Task directions: Set down all of the entries word for word, omitting the images they contain.

--- start of Material for the task ---

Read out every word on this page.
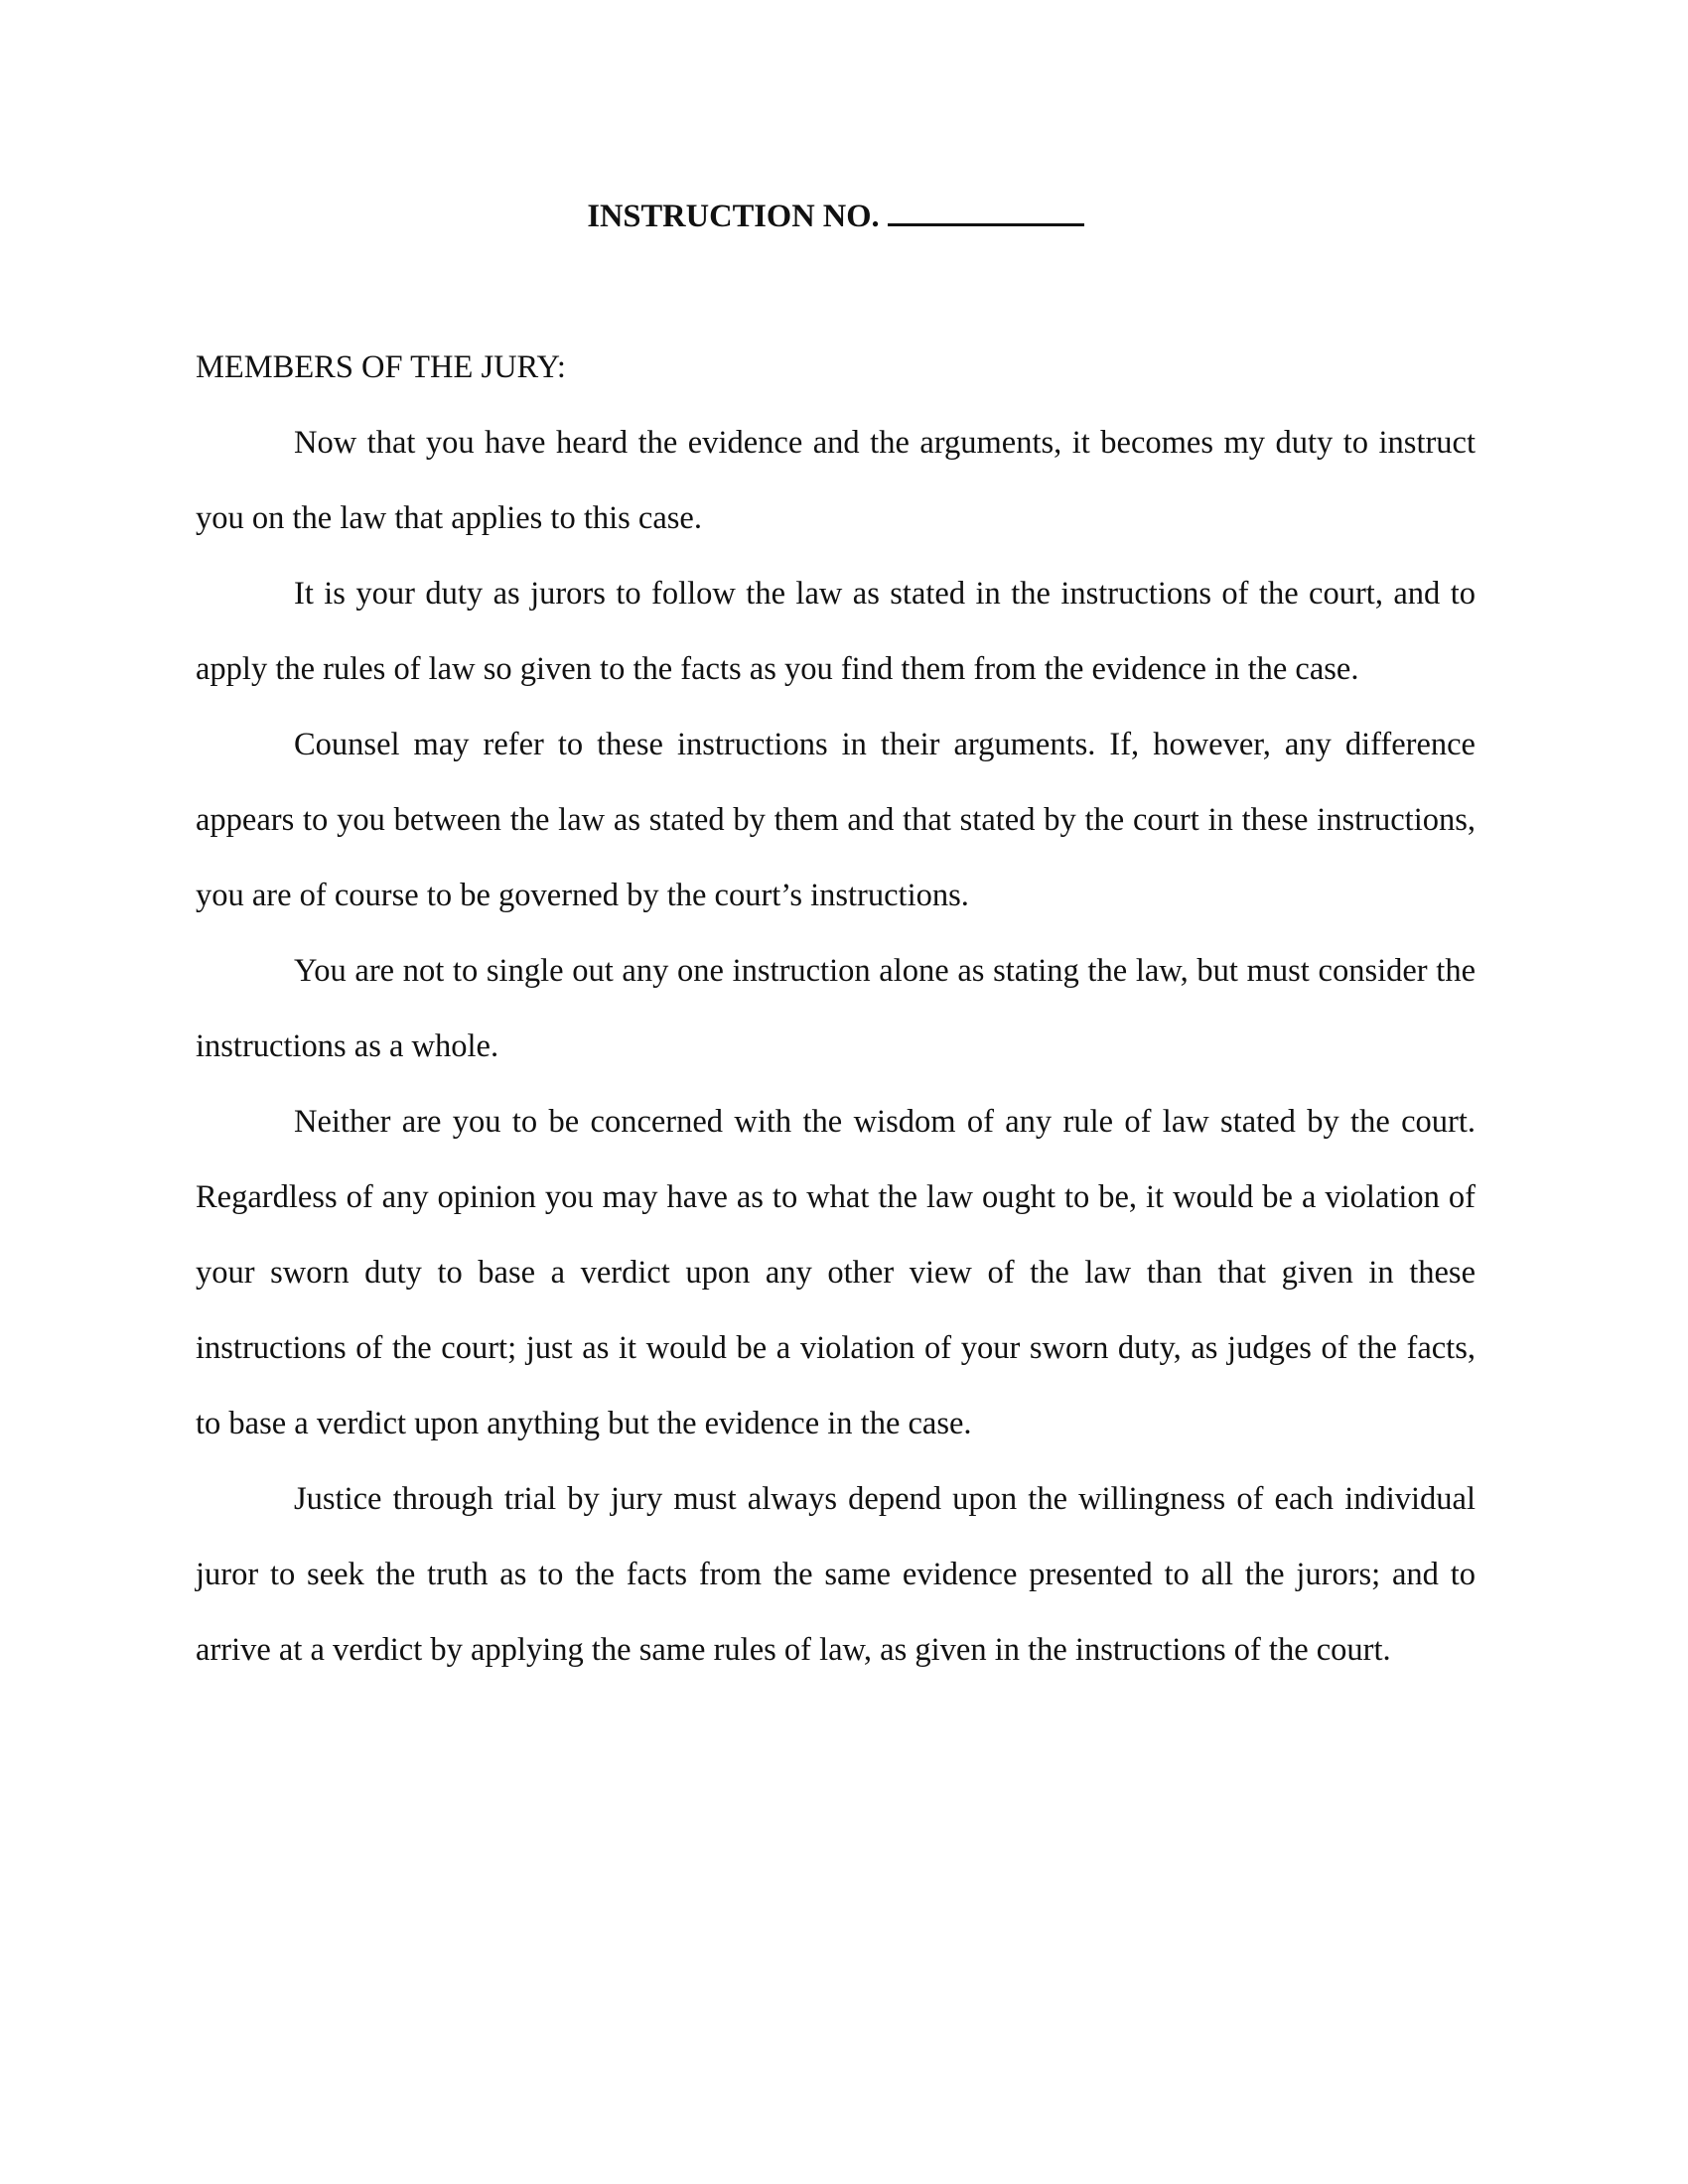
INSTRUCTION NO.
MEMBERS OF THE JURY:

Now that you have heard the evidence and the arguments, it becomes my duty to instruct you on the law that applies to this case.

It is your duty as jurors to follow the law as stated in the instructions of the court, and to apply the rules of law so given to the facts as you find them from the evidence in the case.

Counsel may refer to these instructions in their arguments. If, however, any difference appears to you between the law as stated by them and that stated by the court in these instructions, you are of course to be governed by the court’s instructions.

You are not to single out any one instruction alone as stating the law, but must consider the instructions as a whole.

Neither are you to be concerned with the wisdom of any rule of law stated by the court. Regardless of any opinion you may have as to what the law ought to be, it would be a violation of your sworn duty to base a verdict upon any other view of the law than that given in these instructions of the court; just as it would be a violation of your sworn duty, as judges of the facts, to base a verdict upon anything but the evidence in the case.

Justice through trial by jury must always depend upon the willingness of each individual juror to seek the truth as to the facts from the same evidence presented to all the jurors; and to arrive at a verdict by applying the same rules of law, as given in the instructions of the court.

--- end of Material for the task ---

Written response:
Read out every word on this page.
INSTRUCTION NO.
MEMBERS OF THE JURY:

Now that you have heard the evidence and the arguments, it becomes my duty to instruct you on the law that applies to this case.

It is your duty as jurors to follow the law as stated in the instructions of the court, and to apply the rules of law so given to the facts as you find them from the evidence in the case.

Counsel may refer to these instructions in their arguments. If, however, any difference appears to you between the law as stated by them and that stated by the court in these instructions, you are of course to be governed by the court’s instructions.

You are not to single out any one instruction alone as stating the law, but must consider the instructions as a whole.

Neither are you to be concerned with the wisdom of any rule of law stated by the court. Regardless of any opinion you may have as to what the law ought to be, it would be a violation of your sworn duty to base a verdict upon any other view of the law than that given in these instructions of the court; just as it would be a violation of your sworn duty, as judges of the facts, to base a verdict upon anything but the evidence in the case.

Justice through trial by jury must always depend upon the willingness of each individual juror to seek the truth as to the facts from the same evidence presented to all the jurors; and to arrive at a verdict by applying the same rules of law, as given in the instructions of the court.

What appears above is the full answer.